Stated problem:
Check each line of the records below and collect those that include the word "right".

______________________________

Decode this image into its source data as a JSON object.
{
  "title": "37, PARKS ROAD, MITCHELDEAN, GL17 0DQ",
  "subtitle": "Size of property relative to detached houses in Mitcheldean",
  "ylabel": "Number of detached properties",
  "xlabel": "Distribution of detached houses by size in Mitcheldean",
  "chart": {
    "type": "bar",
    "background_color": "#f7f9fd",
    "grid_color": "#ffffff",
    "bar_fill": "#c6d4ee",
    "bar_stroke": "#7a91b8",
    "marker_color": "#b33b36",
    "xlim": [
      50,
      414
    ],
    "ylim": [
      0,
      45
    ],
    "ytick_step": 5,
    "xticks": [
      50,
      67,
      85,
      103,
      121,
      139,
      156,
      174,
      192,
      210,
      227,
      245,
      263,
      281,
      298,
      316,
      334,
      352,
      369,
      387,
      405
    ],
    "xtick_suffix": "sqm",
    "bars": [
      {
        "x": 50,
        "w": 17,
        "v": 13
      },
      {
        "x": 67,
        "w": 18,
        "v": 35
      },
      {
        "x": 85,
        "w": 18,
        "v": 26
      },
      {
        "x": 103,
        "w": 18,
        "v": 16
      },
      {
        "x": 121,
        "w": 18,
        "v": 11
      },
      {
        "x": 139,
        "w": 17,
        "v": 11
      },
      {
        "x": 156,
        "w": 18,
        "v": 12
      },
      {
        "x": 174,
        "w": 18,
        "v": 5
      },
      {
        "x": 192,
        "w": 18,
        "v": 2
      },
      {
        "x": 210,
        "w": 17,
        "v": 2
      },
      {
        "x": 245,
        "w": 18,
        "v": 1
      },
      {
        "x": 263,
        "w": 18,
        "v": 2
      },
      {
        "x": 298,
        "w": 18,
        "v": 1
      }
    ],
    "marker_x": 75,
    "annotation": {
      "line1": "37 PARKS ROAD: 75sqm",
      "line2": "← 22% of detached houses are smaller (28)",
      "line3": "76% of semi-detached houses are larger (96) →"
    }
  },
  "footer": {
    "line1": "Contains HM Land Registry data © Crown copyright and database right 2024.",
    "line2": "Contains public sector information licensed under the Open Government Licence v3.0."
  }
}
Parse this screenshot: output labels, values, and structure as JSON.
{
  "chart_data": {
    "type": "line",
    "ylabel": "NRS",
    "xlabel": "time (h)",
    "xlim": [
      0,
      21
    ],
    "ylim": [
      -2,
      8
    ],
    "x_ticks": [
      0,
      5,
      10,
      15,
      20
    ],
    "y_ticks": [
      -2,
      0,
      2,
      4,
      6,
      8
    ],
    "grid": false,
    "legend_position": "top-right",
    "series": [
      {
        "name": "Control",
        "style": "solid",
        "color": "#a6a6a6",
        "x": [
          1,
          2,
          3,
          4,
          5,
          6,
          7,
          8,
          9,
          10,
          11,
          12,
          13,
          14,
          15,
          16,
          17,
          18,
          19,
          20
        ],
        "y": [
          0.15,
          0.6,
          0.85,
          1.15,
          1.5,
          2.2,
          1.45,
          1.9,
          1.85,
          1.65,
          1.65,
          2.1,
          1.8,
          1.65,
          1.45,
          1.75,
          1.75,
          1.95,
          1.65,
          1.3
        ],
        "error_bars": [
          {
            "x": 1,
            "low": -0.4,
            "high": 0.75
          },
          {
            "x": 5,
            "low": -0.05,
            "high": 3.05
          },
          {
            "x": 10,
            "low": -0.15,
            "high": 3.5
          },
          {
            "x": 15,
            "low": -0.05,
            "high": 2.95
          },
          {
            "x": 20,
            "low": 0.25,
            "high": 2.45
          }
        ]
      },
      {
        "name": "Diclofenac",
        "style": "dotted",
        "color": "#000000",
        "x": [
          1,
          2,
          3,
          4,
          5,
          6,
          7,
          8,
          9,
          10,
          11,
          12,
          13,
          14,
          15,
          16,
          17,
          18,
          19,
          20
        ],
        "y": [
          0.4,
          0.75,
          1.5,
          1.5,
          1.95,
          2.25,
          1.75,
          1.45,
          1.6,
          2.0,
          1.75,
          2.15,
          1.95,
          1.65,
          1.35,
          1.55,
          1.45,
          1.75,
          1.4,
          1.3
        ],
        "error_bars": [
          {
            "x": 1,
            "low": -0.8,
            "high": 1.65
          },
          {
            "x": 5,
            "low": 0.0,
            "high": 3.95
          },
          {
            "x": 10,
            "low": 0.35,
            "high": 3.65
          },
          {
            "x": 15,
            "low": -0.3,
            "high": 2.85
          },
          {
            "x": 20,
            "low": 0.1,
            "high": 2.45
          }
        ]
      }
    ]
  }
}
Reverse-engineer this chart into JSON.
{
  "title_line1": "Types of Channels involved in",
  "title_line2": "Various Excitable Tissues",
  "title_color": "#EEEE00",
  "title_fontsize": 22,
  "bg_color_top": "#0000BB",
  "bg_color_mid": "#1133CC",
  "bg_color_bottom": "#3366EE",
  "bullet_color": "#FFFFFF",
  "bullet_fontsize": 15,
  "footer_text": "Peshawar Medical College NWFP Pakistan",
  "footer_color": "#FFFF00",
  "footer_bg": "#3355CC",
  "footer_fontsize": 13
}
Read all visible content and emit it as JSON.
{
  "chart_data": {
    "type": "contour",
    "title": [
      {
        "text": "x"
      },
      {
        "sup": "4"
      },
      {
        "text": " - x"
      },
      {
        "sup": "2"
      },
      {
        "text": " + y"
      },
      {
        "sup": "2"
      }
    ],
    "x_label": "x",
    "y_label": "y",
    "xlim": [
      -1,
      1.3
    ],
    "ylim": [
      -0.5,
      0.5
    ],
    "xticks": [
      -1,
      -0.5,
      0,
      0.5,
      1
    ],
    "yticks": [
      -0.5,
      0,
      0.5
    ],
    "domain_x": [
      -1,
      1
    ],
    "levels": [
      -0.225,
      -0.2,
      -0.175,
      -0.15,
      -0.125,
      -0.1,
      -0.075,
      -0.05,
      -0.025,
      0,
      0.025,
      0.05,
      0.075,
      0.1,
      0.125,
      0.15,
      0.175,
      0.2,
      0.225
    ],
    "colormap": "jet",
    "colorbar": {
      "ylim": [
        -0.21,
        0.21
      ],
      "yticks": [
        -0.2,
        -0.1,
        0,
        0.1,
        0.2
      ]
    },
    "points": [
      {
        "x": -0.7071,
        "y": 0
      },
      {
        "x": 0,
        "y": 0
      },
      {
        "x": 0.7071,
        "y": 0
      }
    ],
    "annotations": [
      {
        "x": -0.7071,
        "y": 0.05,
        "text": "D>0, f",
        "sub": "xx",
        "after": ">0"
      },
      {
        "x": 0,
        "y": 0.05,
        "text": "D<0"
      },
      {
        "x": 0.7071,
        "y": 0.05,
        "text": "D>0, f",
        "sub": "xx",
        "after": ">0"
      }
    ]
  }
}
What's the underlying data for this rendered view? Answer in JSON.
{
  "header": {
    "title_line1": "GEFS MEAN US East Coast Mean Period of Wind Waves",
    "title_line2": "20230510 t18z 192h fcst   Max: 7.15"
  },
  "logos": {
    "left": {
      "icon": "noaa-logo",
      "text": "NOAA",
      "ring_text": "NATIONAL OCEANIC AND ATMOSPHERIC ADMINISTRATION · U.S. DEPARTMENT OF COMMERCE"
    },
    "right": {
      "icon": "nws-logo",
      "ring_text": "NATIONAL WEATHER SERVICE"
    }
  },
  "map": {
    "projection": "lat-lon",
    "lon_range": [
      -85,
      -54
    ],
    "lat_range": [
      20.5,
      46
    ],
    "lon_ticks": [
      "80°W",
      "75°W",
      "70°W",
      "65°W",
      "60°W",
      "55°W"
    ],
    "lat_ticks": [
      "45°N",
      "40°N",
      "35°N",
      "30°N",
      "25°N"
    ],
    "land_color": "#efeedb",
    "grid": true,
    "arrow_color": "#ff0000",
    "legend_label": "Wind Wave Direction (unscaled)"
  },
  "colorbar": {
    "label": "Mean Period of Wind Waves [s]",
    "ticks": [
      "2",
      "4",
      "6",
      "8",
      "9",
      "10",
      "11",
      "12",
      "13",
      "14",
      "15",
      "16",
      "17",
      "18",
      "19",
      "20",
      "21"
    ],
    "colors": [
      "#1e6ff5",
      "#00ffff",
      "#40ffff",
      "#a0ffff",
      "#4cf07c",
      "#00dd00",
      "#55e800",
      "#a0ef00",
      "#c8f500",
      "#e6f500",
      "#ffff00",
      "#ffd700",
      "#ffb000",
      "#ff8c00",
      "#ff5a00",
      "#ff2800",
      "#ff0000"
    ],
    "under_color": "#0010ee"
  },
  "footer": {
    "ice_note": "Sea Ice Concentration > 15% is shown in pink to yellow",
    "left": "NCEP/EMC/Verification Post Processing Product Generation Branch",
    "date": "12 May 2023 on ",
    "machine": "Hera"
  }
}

______________________________

Completed exercise:
    "line1": "Contains HM Land Registry data © Crown copyright and database right 2024.",
    "legend_position": "top-right",
    "right": {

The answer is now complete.